(Dataset rows describing interfaces)
◆ ◆ ◆

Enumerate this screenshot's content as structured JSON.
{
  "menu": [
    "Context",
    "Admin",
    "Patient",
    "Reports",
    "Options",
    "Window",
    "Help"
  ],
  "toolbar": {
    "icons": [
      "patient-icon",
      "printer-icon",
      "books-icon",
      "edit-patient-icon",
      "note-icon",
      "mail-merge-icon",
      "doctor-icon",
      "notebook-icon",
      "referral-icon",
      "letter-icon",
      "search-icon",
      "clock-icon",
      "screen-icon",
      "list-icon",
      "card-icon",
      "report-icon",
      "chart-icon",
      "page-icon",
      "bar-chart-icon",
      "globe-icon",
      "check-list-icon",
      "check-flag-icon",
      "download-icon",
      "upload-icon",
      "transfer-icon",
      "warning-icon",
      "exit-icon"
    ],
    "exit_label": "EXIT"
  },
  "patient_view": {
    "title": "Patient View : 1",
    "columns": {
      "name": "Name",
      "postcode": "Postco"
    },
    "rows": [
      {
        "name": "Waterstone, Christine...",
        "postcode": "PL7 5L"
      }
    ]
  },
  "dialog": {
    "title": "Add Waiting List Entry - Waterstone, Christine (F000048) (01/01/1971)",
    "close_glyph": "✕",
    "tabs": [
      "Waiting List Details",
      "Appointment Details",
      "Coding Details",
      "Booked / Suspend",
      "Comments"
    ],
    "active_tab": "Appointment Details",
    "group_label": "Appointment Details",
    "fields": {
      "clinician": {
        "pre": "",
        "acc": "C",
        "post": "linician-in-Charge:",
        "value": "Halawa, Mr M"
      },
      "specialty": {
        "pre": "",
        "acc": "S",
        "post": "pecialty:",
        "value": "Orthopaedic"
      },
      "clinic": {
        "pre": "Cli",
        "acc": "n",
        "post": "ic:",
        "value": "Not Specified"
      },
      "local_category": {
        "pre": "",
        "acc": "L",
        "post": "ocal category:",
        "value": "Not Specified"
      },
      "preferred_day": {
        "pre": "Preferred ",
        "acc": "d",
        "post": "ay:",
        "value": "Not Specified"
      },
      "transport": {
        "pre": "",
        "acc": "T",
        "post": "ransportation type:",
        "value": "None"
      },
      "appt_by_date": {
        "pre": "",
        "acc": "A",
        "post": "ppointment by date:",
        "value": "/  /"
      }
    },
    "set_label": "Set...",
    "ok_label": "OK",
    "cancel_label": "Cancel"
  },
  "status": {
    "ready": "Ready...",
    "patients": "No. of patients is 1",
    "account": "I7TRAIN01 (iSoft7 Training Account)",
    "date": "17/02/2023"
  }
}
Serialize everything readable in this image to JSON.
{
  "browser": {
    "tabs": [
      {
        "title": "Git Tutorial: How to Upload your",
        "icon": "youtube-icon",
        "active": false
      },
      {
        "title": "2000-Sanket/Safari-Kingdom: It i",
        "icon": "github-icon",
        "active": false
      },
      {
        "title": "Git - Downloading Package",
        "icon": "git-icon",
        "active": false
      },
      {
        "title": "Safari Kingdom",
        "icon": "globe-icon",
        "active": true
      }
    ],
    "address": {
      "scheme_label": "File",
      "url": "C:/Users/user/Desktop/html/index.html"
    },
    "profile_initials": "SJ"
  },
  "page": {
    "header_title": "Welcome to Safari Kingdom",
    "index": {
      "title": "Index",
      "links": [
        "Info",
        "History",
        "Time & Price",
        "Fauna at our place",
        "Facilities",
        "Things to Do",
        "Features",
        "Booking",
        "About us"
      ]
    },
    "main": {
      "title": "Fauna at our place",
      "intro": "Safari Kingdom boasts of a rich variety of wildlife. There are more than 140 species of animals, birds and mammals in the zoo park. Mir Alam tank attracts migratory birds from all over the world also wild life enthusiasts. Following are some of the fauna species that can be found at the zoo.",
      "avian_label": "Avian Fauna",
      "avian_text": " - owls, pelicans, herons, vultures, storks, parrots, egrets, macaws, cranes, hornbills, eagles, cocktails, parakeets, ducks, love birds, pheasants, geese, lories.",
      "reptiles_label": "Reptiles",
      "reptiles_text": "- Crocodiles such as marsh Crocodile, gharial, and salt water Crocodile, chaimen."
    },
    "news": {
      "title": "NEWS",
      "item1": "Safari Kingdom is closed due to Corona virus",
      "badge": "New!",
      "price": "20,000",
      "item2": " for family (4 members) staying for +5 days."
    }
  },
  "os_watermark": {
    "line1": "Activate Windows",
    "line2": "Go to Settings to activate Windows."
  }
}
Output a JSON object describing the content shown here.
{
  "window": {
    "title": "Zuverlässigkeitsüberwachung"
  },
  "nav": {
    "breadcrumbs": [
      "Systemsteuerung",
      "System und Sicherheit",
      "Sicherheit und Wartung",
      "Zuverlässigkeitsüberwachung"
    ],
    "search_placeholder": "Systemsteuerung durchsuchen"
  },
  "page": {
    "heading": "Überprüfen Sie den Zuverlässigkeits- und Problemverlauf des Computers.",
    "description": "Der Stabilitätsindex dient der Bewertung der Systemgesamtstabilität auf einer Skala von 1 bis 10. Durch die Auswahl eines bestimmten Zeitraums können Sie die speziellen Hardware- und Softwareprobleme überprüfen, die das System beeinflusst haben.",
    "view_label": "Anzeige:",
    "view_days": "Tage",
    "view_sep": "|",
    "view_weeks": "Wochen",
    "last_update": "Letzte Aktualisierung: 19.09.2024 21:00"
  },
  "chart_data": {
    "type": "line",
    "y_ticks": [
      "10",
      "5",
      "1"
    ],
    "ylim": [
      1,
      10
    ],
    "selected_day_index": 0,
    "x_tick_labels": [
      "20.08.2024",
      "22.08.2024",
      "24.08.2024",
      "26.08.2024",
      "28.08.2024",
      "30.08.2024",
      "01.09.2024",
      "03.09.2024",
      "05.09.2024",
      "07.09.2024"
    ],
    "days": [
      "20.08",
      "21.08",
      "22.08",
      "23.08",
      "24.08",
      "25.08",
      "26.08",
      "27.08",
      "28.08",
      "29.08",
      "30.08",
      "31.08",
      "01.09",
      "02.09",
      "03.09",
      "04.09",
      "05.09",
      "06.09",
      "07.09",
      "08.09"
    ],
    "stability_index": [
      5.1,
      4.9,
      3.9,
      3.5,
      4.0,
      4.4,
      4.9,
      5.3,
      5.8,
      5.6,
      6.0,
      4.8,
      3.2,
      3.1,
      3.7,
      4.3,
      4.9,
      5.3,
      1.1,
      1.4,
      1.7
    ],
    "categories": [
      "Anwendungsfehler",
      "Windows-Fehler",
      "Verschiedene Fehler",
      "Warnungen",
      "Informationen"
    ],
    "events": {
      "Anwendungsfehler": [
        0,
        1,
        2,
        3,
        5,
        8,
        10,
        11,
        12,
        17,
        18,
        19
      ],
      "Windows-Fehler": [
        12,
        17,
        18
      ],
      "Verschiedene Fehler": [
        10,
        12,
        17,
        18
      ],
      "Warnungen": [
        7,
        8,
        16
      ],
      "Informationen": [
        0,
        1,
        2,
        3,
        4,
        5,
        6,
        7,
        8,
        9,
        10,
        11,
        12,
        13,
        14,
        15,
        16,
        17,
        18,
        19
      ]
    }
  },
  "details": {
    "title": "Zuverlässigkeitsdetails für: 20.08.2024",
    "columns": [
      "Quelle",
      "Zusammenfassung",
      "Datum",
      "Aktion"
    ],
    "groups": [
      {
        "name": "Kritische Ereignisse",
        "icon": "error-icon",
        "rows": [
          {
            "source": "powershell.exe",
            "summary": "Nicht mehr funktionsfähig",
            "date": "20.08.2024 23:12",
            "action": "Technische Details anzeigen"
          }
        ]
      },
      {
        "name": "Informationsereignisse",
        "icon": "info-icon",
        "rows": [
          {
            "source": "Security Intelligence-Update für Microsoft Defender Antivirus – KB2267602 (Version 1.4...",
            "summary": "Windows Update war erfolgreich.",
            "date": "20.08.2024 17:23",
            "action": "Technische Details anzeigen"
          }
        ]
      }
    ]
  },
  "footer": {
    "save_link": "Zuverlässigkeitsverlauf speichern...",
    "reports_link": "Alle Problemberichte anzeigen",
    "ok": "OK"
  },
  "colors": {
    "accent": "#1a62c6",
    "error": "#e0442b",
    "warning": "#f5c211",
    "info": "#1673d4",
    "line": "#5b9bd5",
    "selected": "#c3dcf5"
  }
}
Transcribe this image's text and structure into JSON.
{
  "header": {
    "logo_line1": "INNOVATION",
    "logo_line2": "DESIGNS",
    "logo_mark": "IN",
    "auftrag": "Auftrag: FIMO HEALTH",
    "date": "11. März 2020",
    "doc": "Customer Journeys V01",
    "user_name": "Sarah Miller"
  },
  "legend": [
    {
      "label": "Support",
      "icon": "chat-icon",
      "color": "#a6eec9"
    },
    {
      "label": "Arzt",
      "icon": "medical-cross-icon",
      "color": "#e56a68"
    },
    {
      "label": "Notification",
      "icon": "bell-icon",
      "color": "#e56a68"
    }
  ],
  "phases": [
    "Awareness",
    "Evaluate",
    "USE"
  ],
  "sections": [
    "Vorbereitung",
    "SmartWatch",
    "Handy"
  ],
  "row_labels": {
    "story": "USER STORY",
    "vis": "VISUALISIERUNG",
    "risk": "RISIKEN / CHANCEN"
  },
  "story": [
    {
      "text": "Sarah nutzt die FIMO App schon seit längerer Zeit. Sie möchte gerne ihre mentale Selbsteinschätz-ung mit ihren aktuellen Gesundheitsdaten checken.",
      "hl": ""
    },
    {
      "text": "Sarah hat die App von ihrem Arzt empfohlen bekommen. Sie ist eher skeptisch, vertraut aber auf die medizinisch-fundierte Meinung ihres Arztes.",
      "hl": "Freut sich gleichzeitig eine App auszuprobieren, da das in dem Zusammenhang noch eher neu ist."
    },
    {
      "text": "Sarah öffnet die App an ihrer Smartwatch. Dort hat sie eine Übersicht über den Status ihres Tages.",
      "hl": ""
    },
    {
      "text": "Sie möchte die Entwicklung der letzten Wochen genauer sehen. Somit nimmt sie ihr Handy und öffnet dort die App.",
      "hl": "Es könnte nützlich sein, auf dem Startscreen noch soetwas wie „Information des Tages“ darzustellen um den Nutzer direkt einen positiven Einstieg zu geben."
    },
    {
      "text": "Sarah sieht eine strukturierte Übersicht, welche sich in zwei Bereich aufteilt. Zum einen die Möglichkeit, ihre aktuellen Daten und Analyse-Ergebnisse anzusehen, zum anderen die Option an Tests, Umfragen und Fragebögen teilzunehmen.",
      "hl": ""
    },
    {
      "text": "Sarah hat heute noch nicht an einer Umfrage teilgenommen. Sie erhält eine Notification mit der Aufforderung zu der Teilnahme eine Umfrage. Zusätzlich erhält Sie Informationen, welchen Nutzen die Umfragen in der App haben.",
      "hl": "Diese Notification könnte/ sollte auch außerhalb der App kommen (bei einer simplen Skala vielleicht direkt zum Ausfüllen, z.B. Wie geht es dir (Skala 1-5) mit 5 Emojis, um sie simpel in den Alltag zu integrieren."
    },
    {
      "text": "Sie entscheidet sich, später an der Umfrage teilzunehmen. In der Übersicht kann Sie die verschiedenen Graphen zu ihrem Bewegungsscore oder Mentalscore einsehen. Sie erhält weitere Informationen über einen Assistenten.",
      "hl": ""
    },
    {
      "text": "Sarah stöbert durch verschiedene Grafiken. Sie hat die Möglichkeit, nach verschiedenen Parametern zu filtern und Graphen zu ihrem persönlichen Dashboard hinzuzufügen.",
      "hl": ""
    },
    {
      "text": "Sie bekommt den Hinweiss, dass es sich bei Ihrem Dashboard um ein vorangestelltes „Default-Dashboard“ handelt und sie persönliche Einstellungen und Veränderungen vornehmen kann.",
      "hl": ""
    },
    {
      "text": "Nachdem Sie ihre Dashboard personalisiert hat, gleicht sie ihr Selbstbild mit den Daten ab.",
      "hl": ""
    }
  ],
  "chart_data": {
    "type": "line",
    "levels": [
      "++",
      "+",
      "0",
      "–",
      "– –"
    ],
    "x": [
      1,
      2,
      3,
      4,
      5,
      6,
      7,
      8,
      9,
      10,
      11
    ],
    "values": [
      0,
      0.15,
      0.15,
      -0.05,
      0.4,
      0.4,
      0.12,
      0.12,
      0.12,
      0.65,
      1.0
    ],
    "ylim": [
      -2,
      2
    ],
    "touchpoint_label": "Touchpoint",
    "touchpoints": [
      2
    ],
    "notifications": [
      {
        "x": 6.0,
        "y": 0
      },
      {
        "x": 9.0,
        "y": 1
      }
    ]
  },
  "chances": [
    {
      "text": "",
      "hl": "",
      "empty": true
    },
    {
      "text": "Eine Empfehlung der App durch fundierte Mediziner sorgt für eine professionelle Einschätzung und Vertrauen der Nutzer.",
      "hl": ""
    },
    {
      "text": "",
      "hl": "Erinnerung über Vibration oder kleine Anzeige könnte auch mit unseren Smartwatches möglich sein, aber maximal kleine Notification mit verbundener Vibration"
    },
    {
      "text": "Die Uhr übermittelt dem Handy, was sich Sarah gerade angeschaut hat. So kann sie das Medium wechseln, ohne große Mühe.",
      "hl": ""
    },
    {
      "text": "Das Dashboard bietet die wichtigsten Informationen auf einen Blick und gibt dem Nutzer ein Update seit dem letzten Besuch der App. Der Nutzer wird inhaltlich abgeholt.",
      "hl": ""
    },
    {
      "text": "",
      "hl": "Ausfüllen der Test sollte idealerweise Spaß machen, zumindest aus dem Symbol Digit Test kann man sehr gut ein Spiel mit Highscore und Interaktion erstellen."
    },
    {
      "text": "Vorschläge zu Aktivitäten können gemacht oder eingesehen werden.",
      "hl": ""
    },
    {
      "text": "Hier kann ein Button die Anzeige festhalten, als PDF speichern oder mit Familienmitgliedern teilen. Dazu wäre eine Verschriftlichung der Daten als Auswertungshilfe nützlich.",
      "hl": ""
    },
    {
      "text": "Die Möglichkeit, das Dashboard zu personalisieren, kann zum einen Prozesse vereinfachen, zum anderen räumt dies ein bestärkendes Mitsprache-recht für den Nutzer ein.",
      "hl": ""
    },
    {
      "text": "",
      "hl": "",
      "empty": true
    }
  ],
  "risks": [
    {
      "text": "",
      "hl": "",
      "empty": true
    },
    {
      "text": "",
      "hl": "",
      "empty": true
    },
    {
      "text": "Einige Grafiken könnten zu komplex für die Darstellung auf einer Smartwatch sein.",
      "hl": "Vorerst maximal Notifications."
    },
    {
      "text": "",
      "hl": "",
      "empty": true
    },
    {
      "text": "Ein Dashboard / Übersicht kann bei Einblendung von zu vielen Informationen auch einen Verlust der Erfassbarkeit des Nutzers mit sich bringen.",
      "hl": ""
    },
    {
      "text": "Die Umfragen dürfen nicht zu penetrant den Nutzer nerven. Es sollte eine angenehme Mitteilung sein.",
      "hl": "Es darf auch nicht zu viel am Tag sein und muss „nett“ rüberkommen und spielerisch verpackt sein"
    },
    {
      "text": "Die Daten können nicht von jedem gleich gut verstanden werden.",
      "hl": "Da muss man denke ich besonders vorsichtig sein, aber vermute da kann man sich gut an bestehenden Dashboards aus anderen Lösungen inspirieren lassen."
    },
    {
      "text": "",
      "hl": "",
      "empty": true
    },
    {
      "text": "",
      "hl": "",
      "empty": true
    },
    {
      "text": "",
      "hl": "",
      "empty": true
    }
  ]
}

◆ ◆ ◆

Task. For every line in the data above that has the string "summary", return that line.

The completed task.
            "summary": "Nicht mehr funktionsfähig",
            "summary": "Windows Update war erfolgreich.",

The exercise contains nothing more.